• **Saved data entries**:
-- begin --
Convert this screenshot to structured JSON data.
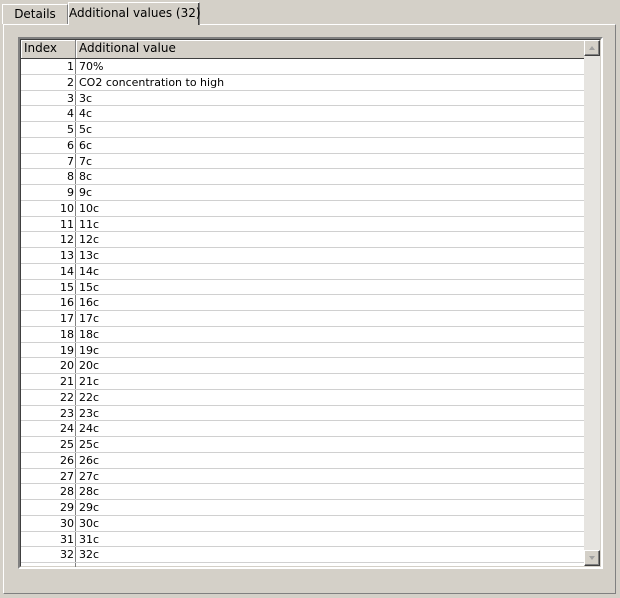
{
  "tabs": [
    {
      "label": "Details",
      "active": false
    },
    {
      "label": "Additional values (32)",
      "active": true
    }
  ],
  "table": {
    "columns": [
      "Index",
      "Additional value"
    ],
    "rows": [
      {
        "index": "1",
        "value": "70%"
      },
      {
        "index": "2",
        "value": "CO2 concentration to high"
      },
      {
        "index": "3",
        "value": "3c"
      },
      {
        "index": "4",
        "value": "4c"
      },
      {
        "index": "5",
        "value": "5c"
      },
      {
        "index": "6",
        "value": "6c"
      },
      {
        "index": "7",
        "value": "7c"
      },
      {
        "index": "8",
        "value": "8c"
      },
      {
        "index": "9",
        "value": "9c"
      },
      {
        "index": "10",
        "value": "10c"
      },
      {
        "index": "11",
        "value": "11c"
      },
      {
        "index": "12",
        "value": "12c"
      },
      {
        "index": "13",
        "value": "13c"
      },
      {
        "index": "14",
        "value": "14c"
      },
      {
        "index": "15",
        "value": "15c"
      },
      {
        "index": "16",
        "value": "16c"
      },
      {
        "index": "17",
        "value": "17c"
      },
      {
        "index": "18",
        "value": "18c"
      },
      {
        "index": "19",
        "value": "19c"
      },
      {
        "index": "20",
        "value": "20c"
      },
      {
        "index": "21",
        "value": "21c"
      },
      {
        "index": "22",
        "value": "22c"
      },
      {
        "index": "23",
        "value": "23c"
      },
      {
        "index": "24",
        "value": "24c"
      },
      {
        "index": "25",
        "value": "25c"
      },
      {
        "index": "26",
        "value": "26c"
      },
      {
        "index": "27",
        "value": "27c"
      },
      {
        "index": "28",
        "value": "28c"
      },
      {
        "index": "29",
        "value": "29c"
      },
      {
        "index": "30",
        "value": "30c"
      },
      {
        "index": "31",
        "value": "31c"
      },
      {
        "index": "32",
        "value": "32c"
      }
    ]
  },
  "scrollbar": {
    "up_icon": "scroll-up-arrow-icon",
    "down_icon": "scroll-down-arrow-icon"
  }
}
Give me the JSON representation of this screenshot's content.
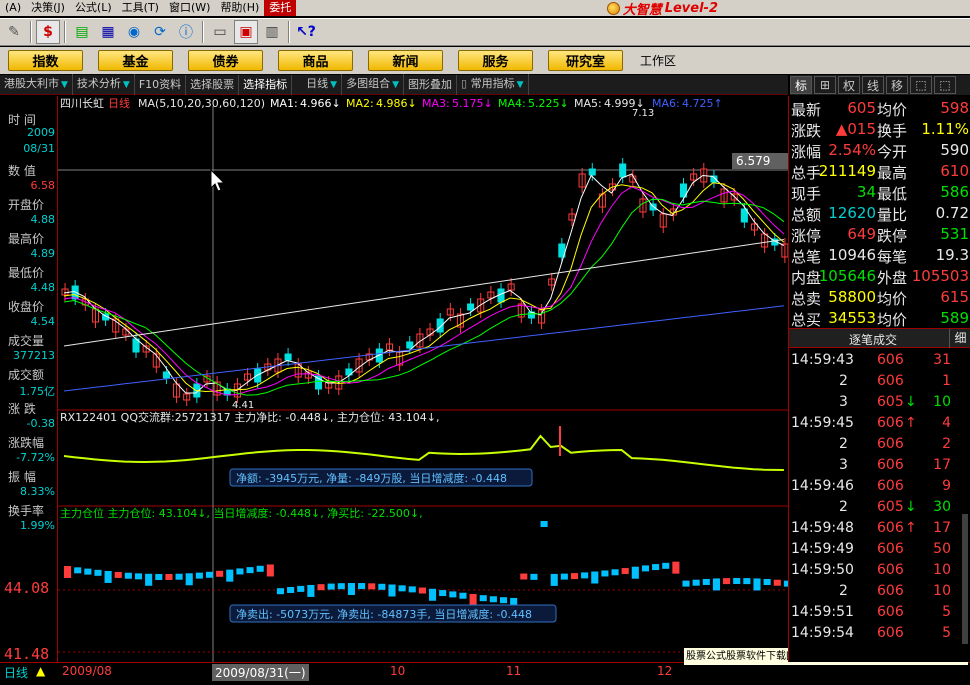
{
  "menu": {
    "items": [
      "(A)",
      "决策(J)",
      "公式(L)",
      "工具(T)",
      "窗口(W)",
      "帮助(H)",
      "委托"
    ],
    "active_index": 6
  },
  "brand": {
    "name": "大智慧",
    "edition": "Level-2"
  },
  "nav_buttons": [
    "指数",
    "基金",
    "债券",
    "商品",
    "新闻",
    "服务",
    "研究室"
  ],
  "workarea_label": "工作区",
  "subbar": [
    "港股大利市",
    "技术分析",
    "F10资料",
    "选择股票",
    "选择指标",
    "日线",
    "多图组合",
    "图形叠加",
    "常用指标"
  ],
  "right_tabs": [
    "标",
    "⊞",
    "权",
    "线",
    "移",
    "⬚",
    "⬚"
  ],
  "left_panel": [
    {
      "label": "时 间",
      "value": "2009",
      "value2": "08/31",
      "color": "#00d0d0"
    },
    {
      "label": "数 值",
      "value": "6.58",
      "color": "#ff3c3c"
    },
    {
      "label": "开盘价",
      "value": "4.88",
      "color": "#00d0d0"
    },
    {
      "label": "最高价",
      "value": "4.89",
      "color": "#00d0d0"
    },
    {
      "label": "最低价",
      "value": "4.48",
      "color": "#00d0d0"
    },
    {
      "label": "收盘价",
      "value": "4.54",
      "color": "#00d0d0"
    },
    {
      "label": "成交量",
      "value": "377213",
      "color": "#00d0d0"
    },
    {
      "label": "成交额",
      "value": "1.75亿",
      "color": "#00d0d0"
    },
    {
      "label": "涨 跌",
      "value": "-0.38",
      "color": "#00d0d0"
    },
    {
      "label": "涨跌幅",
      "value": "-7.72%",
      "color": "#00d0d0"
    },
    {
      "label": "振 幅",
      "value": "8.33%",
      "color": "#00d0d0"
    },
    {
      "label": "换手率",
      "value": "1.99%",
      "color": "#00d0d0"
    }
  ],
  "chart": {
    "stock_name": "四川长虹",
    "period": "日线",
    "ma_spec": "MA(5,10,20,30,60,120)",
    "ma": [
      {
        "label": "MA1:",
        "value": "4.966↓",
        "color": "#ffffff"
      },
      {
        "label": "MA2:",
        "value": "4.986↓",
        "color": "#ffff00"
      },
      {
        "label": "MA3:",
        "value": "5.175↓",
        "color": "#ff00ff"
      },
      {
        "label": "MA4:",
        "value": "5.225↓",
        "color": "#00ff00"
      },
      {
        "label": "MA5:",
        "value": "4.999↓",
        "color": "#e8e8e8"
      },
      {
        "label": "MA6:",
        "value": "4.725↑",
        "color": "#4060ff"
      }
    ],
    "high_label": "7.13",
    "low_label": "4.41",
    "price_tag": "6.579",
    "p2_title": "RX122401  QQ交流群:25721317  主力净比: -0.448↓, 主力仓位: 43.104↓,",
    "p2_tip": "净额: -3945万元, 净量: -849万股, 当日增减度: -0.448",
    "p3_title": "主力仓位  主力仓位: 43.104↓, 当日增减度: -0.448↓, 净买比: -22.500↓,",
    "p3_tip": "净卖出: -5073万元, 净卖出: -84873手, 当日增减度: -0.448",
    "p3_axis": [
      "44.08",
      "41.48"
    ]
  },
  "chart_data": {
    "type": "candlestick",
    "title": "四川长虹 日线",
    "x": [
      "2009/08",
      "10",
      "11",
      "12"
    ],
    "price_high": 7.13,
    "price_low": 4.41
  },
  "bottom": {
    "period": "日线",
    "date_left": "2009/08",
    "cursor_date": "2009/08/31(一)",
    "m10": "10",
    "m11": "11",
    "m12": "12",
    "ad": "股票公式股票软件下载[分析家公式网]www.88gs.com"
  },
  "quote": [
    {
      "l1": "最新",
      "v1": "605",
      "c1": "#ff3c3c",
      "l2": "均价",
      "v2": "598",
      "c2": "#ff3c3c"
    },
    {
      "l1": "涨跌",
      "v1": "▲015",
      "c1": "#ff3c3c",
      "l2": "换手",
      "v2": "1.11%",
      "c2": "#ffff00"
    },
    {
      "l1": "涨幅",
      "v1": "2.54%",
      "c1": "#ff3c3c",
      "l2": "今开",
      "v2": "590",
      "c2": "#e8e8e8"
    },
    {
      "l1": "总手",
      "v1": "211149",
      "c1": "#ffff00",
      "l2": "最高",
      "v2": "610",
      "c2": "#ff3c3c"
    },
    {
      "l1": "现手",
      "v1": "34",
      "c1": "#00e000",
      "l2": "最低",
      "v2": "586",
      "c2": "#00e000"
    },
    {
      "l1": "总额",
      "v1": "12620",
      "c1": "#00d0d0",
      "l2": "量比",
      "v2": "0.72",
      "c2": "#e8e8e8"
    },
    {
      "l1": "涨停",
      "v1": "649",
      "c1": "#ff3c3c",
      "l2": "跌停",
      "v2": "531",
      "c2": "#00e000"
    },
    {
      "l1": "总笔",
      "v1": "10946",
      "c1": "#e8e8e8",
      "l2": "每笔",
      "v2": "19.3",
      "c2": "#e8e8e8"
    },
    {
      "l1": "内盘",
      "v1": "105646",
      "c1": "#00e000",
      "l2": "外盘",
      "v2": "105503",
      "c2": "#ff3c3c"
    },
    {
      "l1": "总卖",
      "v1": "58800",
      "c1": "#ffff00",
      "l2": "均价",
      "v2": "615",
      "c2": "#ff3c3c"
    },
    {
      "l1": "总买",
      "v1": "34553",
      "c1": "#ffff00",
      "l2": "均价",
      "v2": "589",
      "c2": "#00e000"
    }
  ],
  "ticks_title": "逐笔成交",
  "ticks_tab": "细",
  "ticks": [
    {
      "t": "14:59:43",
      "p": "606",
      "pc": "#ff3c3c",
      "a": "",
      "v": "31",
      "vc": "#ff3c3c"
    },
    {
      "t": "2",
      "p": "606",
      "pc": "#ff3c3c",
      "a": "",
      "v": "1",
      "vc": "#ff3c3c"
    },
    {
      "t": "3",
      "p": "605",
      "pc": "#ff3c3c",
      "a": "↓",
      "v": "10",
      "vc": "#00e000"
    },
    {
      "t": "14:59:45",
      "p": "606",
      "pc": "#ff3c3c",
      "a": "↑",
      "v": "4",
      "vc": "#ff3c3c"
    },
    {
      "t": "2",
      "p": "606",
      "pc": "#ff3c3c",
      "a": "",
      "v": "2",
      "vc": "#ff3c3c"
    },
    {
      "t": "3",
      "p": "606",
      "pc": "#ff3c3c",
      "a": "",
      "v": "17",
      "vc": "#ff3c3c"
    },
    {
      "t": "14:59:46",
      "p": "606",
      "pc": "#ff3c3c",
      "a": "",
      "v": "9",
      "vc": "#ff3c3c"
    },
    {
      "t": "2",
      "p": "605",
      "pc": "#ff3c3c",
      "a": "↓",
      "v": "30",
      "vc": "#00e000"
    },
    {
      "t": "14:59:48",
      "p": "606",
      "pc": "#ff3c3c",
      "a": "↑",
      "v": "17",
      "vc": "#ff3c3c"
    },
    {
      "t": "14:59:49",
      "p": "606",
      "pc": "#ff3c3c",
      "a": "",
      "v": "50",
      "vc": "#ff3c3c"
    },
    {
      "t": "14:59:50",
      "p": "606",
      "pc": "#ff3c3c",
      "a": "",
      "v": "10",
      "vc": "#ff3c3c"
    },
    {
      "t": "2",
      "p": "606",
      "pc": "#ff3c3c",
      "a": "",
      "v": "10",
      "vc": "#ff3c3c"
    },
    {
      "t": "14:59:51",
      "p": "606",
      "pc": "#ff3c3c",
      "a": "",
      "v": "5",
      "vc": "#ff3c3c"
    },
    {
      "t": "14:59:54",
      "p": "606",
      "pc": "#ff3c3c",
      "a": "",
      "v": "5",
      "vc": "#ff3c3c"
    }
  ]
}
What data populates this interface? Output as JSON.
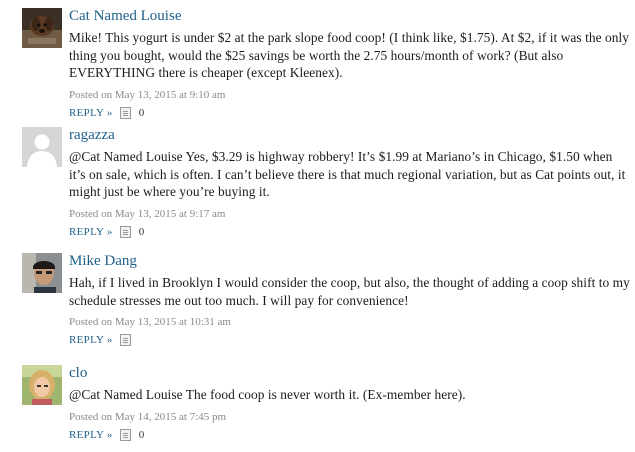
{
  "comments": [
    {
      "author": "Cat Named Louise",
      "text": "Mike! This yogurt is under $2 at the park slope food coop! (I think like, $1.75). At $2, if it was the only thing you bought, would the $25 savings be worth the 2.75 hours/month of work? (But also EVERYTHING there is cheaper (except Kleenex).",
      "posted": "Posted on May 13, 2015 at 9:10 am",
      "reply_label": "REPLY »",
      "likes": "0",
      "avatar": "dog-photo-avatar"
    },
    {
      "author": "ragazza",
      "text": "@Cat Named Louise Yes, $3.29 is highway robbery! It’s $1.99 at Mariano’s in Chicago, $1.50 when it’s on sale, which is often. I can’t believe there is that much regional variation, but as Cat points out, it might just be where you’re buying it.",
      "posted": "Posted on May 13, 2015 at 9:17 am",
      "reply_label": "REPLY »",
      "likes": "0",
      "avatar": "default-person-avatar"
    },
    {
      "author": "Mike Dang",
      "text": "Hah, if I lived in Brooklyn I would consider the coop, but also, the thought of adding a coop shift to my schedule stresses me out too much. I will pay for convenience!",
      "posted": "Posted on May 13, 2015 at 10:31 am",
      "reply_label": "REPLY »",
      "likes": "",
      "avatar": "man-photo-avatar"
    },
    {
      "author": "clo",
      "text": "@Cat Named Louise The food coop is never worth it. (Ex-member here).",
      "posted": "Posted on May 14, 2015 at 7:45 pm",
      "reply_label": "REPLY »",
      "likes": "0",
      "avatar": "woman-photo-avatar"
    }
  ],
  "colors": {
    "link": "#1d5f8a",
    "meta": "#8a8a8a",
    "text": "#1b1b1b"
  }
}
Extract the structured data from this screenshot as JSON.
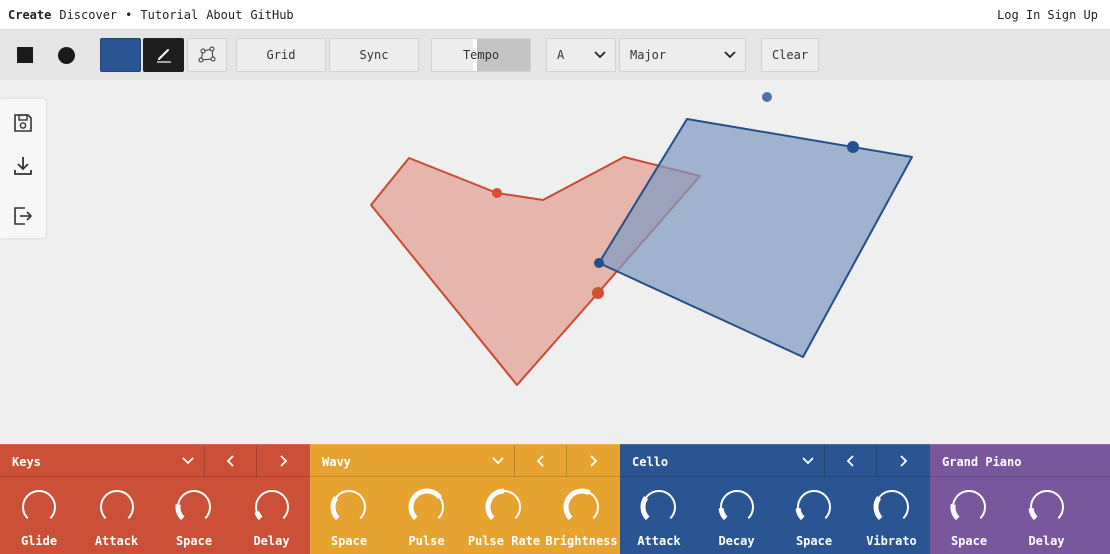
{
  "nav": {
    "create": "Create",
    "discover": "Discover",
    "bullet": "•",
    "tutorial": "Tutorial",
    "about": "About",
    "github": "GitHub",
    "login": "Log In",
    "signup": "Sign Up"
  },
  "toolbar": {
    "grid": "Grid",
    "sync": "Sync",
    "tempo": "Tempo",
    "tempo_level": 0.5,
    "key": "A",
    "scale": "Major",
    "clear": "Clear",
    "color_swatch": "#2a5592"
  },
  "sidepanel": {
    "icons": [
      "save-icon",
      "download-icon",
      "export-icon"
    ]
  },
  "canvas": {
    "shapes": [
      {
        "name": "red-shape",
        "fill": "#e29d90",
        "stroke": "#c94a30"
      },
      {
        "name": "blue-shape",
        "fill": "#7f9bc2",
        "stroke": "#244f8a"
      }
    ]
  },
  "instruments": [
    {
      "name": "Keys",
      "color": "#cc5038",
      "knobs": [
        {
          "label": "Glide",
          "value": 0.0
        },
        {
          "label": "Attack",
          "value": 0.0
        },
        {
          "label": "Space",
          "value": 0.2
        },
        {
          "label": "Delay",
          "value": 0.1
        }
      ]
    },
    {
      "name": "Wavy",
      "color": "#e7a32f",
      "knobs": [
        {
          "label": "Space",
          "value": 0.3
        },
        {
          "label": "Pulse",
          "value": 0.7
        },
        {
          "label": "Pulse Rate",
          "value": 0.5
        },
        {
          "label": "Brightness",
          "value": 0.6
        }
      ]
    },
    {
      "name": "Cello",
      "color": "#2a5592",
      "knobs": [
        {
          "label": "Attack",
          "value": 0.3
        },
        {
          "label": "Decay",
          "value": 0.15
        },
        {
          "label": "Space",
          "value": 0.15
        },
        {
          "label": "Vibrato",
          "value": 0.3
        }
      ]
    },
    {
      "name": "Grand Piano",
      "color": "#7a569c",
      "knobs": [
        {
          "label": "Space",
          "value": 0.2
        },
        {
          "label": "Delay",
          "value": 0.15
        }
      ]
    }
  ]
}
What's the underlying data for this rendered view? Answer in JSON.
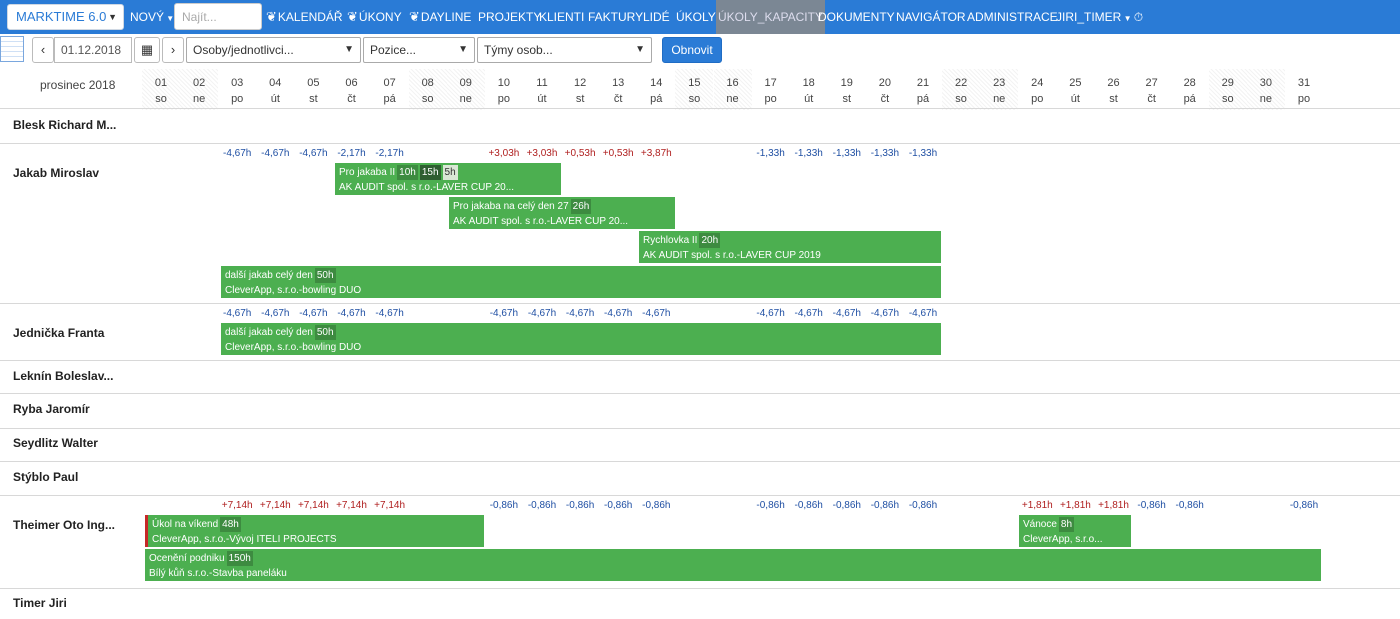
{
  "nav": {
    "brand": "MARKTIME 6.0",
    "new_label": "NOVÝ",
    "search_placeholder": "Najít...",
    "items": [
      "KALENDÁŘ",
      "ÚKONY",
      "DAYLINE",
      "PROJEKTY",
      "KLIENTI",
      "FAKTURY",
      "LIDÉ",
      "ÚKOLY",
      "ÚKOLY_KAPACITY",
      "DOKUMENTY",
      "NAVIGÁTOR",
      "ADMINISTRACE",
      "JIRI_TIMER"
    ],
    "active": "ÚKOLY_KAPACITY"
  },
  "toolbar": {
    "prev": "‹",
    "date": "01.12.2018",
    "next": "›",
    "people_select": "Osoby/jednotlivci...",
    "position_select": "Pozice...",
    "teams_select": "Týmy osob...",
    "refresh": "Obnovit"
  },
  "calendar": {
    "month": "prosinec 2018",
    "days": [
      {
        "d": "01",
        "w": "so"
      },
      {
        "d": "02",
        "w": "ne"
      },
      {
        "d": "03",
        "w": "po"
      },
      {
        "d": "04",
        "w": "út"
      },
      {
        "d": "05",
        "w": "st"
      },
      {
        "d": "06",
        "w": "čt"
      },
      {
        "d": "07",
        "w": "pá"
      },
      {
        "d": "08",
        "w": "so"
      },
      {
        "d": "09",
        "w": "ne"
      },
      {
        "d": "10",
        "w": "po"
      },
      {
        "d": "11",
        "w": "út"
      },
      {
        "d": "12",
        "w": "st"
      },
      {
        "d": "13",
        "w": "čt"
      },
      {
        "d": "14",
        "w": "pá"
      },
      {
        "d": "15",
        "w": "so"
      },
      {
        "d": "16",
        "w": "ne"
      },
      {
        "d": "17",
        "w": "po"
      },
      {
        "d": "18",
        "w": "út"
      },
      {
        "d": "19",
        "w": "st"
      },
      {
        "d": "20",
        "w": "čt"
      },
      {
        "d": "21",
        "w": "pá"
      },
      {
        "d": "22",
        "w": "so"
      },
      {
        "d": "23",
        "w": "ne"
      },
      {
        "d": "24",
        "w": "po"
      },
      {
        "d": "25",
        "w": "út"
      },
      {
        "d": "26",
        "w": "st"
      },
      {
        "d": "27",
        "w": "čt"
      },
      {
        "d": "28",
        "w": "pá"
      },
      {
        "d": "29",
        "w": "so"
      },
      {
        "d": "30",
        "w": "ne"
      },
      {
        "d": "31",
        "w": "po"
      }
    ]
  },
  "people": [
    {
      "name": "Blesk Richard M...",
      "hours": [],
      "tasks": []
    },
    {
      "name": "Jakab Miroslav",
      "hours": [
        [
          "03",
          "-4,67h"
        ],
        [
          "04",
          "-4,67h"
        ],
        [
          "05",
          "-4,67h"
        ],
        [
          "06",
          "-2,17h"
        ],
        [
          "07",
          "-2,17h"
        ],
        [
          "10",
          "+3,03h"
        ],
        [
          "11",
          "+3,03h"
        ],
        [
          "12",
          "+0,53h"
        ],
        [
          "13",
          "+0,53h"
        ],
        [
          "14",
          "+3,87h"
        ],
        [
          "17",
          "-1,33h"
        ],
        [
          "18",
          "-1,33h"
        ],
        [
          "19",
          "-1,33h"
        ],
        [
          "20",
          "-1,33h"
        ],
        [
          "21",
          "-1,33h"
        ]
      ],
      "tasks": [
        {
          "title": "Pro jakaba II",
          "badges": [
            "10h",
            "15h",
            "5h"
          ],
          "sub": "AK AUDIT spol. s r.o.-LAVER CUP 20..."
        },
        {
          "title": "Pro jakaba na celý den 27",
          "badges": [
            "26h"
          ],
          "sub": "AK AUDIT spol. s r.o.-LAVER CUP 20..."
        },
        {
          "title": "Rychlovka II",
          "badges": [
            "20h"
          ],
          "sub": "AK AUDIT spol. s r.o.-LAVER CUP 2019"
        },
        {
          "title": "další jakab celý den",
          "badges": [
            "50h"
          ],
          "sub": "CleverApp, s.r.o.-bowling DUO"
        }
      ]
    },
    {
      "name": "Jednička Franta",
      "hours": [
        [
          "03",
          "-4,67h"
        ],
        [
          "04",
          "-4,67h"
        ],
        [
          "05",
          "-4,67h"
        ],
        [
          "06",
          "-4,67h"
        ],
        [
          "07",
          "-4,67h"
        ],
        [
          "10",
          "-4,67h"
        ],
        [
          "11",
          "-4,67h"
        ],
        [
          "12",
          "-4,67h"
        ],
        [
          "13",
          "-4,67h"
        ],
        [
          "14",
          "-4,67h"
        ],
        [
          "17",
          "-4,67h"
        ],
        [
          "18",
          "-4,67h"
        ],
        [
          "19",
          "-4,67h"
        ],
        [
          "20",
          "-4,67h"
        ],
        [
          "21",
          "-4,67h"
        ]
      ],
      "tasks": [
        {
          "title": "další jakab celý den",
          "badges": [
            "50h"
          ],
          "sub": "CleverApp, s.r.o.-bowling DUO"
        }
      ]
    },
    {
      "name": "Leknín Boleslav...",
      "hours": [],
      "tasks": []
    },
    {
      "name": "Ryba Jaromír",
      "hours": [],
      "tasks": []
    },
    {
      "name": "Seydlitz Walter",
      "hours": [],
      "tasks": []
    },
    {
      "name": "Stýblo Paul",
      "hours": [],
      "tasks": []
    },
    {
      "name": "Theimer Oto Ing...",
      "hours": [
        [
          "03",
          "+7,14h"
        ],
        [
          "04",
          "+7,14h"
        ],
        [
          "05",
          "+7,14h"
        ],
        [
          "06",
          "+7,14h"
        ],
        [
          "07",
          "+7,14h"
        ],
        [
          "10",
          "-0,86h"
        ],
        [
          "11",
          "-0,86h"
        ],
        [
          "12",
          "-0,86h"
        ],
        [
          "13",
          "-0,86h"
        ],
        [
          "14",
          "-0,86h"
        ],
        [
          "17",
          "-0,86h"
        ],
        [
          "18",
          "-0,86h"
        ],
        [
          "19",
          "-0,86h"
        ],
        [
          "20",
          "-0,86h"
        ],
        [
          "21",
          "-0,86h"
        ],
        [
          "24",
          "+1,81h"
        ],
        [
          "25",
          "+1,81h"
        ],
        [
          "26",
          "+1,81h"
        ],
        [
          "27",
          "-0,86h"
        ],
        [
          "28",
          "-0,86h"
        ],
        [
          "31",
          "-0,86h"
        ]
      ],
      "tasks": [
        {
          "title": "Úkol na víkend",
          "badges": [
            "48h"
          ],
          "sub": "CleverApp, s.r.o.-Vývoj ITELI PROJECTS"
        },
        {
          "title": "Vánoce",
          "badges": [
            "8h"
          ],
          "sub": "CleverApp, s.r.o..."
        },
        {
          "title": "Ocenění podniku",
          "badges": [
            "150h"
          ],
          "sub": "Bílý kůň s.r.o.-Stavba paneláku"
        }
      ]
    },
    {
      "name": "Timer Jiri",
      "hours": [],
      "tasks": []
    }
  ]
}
-- end --
• **Exercise objective**: Work out how many lines in the records above contain the word "food", and reply with that number alone.

• **Worked solution**: 2